──────── Passage to read

From South Sea to FTX: Modern Economic Fraud Barely Changed in 300 Years
The latest major financial swindle to be uncovered has shaken up the crypto world. But how is it possible it has so many similarities to the frauds of years past?
We are often told that if we do not learn from our history we are doomed to repeat. If this is truly the case then apparently humans are screwed, as over 300 years of lessons have failed to teach us anything in the realm of financial fraud. The last few weeks have been a whirlwind of revelations and disappointment that crypto company FTX had managed to run for nearly 3 years apparently defrauding its investors.
The company, run by acclaimed hotshot CEO Sam Bankman-Fried has been revealed to have been little more than a Ponzi scheme, with their very own CEO providing a better explanation of the likely criminal activity undertaken than anything we could write ourselves. Almost giving us a welcome break from writing.
“You start with a company that builds a box and in practice this box, they probably dress it up to look like a life-changing, you know, world-altering protocol that's gonna replace all the big banks in 38 days or whatever…”
“And now all of a sudden everyone's like, wow, people just decide to put $200 million in the box. This is a pretty cool box, right? Like this is a valuable box as demonstrated by all the money that people have apparently decided should be in the box…”

────────────────
──────── Given entries

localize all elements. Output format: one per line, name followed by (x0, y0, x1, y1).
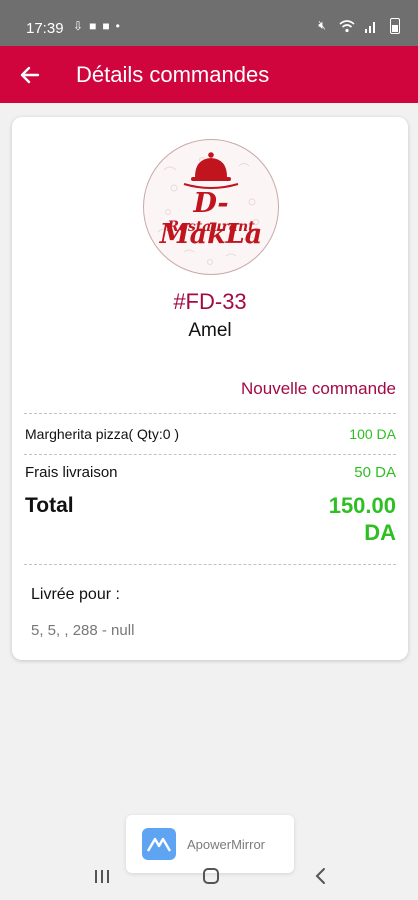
divider (24, 413, 396, 414)
back-button[interactable] (12, 58, 46, 92)
divider (24, 454, 396, 455)
download-icon: ⇩ (73, 19, 90, 33)
page-title: Détails commandes (76, 62, 270, 87)
order-number: #FD-33 (173, 289, 247, 314)
home-icon (203, 868, 219, 884)
shop-icon: ■ (89, 19, 103, 33)
food-cloche-icon (183, 152, 239, 189)
item-price: 100 DA (349, 426, 396, 442)
signal-icon (364, 22, 375, 33)
order-details-card: D-MakLa Restaurant #FD-33 Amel Nouvelle … (12, 117, 408, 660)
arrow-left-icon (20, 66, 40, 84)
delivery-fee-price: 50 DA (354, 464, 396, 481)
total-label: Total (25, 494, 74, 517)
watermark-text: ApowerMirror (187, 837, 266, 852)
status-left-icons: ⇩■■• (73, 19, 126, 33)
delivery-label: Livrée pour : (31, 586, 120, 603)
battery-icon (390, 18, 400, 34)
mute-icon: 🔇︎ (318, 18, 331, 33)
logo-subtitle: Restaurant (167, 219, 255, 235)
total-amount: 150.00 (328, 493, 396, 518)
app-bar: Détails commandes (0, 46, 418, 103)
recent-apps-icon (95, 870, 109, 883)
back-nav-button[interactable] (306, 862, 336, 890)
delivery-fee-label: Frais livraison (25, 464, 118, 481)
shop-icon: ■ (102, 19, 116, 33)
chevron-left-icon (315, 868, 325, 884)
system-nav-bar (0, 852, 418, 900)
recent-apps-button[interactable] (87, 862, 117, 890)
total-currency: DA (364, 520, 396, 545)
restaurant-logo: D-MakLa Restaurant (143, 139, 279, 275)
order-status: Nouvelle commande (241, 379, 396, 398)
delivery-address: 5, 5, , 288 - null (31, 622, 135, 639)
wifi-icon (339, 20, 355, 33)
customer-name: Amel (188, 320, 232, 341)
status-time: 17:39 (26, 20, 64, 37)
divider (24, 564, 396, 565)
home-button[interactable] (196, 862, 226, 890)
dot-icon: • (115, 19, 126, 33)
item-label: Margherita pizza( Qty:0 ) (25, 426, 180, 442)
status-right-icons: 🔇︎ (318, 18, 400, 34)
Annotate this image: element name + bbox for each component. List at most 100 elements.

────────────────

_Problems and tasks_.
[A] According to the article on economic fraud, for about how long did FTX operate while apparently defrauding its investors?
[B] Reproduce word for word the part of the article on economic fraud starting at "The company, run" and ending at "break from writing.".
The data are separate material, apart from the article on economic fraud.

_In response_.
[A] Nearly 3 years.

[B]
The company, run by acclaimed hotshot CEO Sam Bankman-Fried has been revealed to have been little more than a Ponzi scheme, with their very own CEO providing a better explanation of the likely criminal activity undertaken than anything we could write ourselves. Almost giving us a welcome break from writing.